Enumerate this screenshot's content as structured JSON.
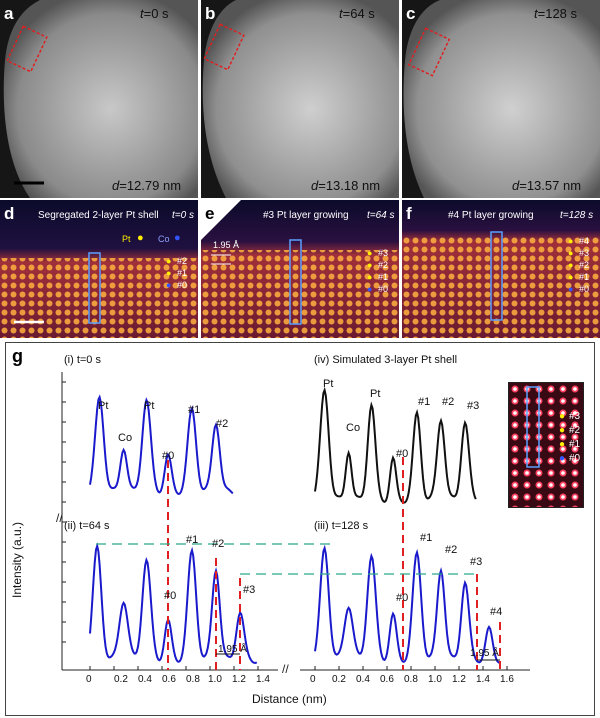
{
  "top_panels": [
    {
      "label": "a",
      "time_var": "t",
      "time_val": "=0 s",
      "d_var": "d",
      "d_val": "=12.79 nm"
    },
    {
      "label": "b",
      "time_var": "t",
      "time_val": "=64 s",
      "d_var": "d",
      "d_val": "=13.18 nm"
    },
    {
      "label": "c",
      "time_var": "t",
      "time_val": "=128 s",
      "d_var": "d",
      "d_val": "=13.57 nm"
    }
  ],
  "mid_panels": [
    {
      "label": "d",
      "caption": "Segregated 2-layer Pt shell",
      "time": "t=0 s",
      "legend": [
        "#2",
        "#1",
        "#0"
      ],
      "pt": "Pt",
      "co": "Co"
    },
    {
      "label": "e",
      "caption": "#3 Pt layer growing",
      "time": "t=64 s",
      "legend": [
        "#3",
        "#2",
        "#1",
        "#0"
      ],
      "spacing": "1.95 Å"
    },
    {
      "label": "f",
      "caption": "#4 Pt layer growing",
      "time": "t=128 s",
      "legend": [
        "#4",
        "#3",
        "#2",
        "#1",
        "#0"
      ]
    }
  ],
  "chart_data": {
    "type": "line",
    "panel_label": "g",
    "ylabel": "Intensity (a.u.)",
    "xlabel": "Distance (nm)",
    "xticks": [
      "0",
      "0.2",
      "0.4",
      "0.6",
      "0.8",
      "1.0",
      "1.2",
      "1.4"
    ],
    "xticks_right": [
      "0",
      "0.2",
      "0.4",
      "0.6",
      "0.8",
      "1.0",
      "1.2",
      "1.4",
      "1.6"
    ],
    "subplots": [
      {
        "title": "(i) t=0 s",
        "peaks": [
          {
            "label": "Pt",
            "x": 0.08
          },
          {
            "label": "Co",
            "x": 0.28
          },
          {
            "label": "Pt",
            "x": 0.47
          },
          {
            "label": "#0",
            "x": 0.65
          },
          {
            "label": "#1",
            "x": 0.85
          },
          {
            "label": "#2",
            "x": 1.05
          }
        ]
      },
      {
        "title": "(iv) Simulated 3-layer Pt shell",
        "peaks": [
          {
            "label": "Pt",
            "x": 0.08
          },
          {
            "label": "Co",
            "x": 0.28
          },
          {
            "label": "Pt",
            "x": 0.47
          },
          {
            "label": "#0",
            "x": 0.65
          },
          {
            "label": "#1",
            "x": 0.85
          },
          {
            "label": "#2",
            "x": 1.05
          },
          {
            "label": "#3",
            "x": 1.25
          }
        ]
      },
      {
        "title": "(ii) t=64 s",
        "peaks": [
          {
            "label": "#0",
            "x": 0.65
          },
          {
            "label": "#1",
            "x": 0.85
          },
          {
            "label": "#2",
            "x": 1.05
          },
          {
            "label": "#3",
            "x": 1.25
          }
        ],
        "spacing": "1.95 Å"
      },
      {
        "title": "(iii) t=128 s",
        "peaks": [
          {
            "label": "#0",
            "x": 0.65
          },
          {
            "label": "#1",
            "x": 0.85
          },
          {
            "label": "#2",
            "x": 1.05
          },
          {
            "label": "#3",
            "x": 1.25
          },
          {
            "label": "#4",
            "x": 1.45
          }
        ],
        "spacing": "1.95 Å"
      }
    ],
    "inset_legend": [
      "#3",
      "#2",
      "#1",
      "#0"
    ]
  },
  "colors": {
    "profile": "#1a1acc",
    "simulated": "#111111",
    "marker": "#e02020",
    "guide": "#2aa88a",
    "pt": "#ffee00",
    "co": "#3355ff"
  }
}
◇ ◇ ◇
- [Exercise]: Every entry above should be duplicated exactly. Do not include the images.

- [Worked solution]:
Enumerate this screenshot's content as structured JSON.
{
  "top_panels": [
    {
      "label": "a",
      "time_var": "t",
      "time_val": "=0 s",
      "d_var": "d",
      "d_val": "=12.79 nm"
    },
    {
      "label": "b",
      "time_var": "t",
      "time_val": "=64 s",
      "d_var": "d",
      "d_val": "=13.18 nm"
    },
    {
      "label": "c",
      "time_var": "t",
      "time_val": "=128 s",
      "d_var": "d",
      "d_val": "=13.57 nm"
    }
  ],
  "mid_panels": [
    {
      "label": "d",
      "caption": "Segregated 2-layer Pt shell",
      "time": "t=0 s",
      "legend": [
        "#2",
        "#1",
        "#0"
      ],
      "pt": "Pt",
      "co": "Co"
    },
    {
      "label": "e",
      "caption": "#3 Pt layer growing",
      "time": "t=64 s",
      "legend": [
        "#3",
        "#2",
        "#1",
        "#0"
      ],
      "spacing": "1.95 Å"
    },
    {
      "label": "f",
      "caption": "#4 Pt layer growing",
      "time": "t=128 s",
      "legend": [
        "#4",
        "#3",
        "#2",
        "#1",
        "#0"
      ]
    }
  ],
  "chart_data": {
    "type": "line",
    "panel_label": "g",
    "ylabel": "Intensity (a.u.)",
    "xlabel": "Distance (nm)",
    "xticks": [
      "0",
      "0.2",
      "0.4",
      "0.6",
      "0.8",
      "1.0",
      "1.2",
      "1.4"
    ],
    "xticks_right": [
      "0",
      "0.2",
      "0.4",
      "0.6",
      "0.8",
      "1.0",
      "1.2",
      "1.4",
      "1.6"
    ],
    "subplots": [
      {
        "title": "(i) t=0 s",
        "peaks": [
          {
            "label": "Pt",
            "x": 0.08
          },
          {
            "label": "Co",
            "x": 0.28
          },
          {
            "label": "Pt",
            "x": 0.47
          },
          {
            "label": "#0",
            "x": 0.65
          },
          {
            "label": "#1",
            "x": 0.85
          },
          {
            "label": "#2",
            "x": 1.05
          }
        ]
      },
      {
        "title": "(iv) Simulated 3-layer Pt shell",
        "peaks": [
          {
            "label": "Pt",
            "x": 0.08
          },
          {
            "label": "Co",
            "x": 0.28
          },
          {
            "label": "Pt",
            "x": 0.47
          },
          {
            "label": "#0",
            "x": 0.65
          },
          {
            "label": "#1",
            "x": 0.85
          },
          {
            "label": "#2",
            "x": 1.05
          },
          {
            "label": "#3",
            "x": 1.25
          }
        ]
      },
      {
        "title": "(ii) t=64 s",
        "peaks": [
          {
            "label": "#0",
            "x": 0.65
          },
          {
            "label": "#1",
            "x": 0.85
          },
          {
            "label": "#2",
            "x": 1.05
          },
          {
            "label": "#3",
            "x": 1.25
          }
        ],
        "spacing": "1.95 Å"
      },
      {
        "title": "(iii) t=128 s",
        "peaks": [
          {
            "label": "#0",
            "x": 0.65
          },
          {
            "label": "#1",
            "x": 0.85
          },
          {
            "label": "#2",
            "x": 1.05
          },
          {
            "label": "#3",
            "x": 1.25
          },
          {
            "label": "#4",
            "x": 1.45
          }
        ],
        "spacing": "1.95 Å"
      }
    ],
    "inset_legend": [
      "#3",
      "#2",
      "#1",
      "#0"
    ]
  },
  "colors": {
    "profile": "#1a1acc",
    "simulated": "#111111",
    "marker": "#e02020",
    "guide": "#2aa88a",
    "pt": "#ffee00",
    "co": "#3355ff"
  }
}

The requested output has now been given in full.